**OBJECTIVE**
Check every line below for the word "more" and show those that hold it.

**Collected data**
— Start —

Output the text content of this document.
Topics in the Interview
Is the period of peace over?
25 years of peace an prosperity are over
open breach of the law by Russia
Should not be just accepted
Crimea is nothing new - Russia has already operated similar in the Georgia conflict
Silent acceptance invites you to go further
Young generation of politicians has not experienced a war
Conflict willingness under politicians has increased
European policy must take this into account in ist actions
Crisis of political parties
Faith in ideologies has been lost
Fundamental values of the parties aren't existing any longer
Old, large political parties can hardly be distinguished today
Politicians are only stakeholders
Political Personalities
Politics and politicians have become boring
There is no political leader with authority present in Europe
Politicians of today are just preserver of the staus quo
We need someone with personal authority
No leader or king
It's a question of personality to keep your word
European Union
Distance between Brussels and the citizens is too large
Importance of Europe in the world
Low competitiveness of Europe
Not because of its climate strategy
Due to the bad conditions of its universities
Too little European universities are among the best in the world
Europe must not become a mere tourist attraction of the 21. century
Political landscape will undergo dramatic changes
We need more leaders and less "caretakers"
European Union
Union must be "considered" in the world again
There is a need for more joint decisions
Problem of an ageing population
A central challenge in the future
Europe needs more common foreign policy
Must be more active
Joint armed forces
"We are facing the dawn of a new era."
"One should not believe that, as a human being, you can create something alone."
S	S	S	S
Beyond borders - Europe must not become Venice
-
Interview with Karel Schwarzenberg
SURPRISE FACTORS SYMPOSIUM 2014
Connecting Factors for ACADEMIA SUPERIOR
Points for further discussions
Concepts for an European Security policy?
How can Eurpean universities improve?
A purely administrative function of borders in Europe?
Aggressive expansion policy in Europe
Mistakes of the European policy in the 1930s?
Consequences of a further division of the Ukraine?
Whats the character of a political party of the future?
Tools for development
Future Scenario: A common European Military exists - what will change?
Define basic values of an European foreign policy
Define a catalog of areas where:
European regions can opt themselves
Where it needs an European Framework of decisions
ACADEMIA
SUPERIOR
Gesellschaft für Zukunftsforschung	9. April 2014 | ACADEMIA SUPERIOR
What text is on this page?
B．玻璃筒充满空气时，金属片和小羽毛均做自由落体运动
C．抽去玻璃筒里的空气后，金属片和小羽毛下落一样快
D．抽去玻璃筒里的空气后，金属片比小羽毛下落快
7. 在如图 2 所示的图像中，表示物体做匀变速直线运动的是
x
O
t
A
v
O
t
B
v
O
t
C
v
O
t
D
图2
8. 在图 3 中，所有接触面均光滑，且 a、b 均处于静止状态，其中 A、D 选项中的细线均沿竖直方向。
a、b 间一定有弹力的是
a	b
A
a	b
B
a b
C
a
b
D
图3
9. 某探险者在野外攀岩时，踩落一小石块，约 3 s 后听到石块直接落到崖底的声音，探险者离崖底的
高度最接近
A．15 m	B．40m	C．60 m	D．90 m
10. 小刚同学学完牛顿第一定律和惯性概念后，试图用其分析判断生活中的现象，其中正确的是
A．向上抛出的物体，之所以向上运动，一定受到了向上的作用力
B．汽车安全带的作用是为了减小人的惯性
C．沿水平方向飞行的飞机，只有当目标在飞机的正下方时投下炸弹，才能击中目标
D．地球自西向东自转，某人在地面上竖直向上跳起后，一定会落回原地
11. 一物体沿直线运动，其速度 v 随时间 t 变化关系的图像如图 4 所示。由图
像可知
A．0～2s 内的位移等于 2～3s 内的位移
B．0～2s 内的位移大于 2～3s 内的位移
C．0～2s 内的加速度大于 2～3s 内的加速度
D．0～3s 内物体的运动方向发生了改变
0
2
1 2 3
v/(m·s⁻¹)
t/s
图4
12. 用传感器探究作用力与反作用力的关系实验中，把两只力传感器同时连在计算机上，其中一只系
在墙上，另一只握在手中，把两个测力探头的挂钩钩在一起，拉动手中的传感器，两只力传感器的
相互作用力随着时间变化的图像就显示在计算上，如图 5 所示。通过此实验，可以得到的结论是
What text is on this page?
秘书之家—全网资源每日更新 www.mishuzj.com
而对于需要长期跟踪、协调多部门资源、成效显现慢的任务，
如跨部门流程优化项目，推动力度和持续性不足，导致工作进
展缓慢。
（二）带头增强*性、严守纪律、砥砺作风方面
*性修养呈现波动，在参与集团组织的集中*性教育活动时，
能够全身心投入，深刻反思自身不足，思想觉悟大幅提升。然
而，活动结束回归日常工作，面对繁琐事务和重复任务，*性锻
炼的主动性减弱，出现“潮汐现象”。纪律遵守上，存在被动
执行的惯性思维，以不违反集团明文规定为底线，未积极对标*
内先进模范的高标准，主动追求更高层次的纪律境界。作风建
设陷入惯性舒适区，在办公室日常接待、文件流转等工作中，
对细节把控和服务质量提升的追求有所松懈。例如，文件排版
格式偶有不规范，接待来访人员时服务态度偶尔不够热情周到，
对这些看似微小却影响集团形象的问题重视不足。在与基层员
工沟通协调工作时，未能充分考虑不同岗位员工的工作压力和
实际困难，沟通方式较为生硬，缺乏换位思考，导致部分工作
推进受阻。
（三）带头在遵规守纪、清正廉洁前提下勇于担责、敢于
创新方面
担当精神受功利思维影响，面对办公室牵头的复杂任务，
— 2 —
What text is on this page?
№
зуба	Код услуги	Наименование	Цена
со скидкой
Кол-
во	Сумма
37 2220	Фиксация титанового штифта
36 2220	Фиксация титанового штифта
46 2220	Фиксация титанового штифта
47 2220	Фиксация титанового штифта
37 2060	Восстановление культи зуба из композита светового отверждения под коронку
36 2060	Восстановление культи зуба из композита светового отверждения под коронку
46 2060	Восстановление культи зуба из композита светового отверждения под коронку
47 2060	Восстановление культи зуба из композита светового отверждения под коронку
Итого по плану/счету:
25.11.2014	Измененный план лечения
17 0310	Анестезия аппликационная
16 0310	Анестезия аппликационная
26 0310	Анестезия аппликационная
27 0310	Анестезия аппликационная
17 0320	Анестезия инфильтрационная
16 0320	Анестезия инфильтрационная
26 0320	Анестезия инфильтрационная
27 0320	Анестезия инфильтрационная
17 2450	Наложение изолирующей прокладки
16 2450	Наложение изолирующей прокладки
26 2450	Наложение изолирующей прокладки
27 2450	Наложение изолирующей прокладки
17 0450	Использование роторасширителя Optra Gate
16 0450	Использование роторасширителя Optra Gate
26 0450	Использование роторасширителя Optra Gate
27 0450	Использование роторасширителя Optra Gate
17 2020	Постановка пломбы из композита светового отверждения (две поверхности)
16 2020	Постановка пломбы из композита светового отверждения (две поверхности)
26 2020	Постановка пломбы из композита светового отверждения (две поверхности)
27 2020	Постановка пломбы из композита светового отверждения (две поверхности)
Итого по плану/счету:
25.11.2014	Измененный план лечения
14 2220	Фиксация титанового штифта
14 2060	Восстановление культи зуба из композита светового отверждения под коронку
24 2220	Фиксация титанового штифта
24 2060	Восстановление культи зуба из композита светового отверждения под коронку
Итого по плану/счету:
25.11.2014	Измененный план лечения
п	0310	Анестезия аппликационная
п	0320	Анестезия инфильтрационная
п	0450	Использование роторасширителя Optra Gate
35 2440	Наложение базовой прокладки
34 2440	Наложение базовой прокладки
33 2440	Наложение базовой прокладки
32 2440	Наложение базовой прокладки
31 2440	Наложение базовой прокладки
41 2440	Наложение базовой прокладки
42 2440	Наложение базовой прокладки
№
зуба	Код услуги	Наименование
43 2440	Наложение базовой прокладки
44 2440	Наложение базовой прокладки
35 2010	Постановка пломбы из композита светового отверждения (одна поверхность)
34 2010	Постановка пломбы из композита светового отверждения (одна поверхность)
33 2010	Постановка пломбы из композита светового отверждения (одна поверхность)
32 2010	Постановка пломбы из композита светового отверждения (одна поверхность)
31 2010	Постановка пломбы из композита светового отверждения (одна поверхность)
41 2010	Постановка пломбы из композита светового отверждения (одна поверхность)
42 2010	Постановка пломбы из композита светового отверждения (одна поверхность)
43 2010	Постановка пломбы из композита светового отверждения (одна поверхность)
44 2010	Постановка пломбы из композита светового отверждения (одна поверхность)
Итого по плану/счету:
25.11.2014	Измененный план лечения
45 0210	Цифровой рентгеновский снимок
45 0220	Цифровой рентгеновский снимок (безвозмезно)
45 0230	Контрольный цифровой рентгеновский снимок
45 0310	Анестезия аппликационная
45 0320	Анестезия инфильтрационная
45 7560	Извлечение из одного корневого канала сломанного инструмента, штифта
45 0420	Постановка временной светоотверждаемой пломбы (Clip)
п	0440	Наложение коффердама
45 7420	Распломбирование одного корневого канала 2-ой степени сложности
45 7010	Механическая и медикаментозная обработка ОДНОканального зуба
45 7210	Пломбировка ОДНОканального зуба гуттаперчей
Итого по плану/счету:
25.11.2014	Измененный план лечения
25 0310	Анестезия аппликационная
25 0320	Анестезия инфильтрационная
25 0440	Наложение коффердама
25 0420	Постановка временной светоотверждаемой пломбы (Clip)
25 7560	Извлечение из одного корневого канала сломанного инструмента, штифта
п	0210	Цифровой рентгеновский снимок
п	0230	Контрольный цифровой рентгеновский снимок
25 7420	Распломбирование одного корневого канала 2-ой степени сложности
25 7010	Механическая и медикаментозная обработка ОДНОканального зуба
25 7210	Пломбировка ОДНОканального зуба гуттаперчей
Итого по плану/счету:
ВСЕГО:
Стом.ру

— End —

**THE RESPONSE**
We need more leaders and less "caretakers"
There is a need for more joint decisions
Europe needs more common foreign policy
Must be more active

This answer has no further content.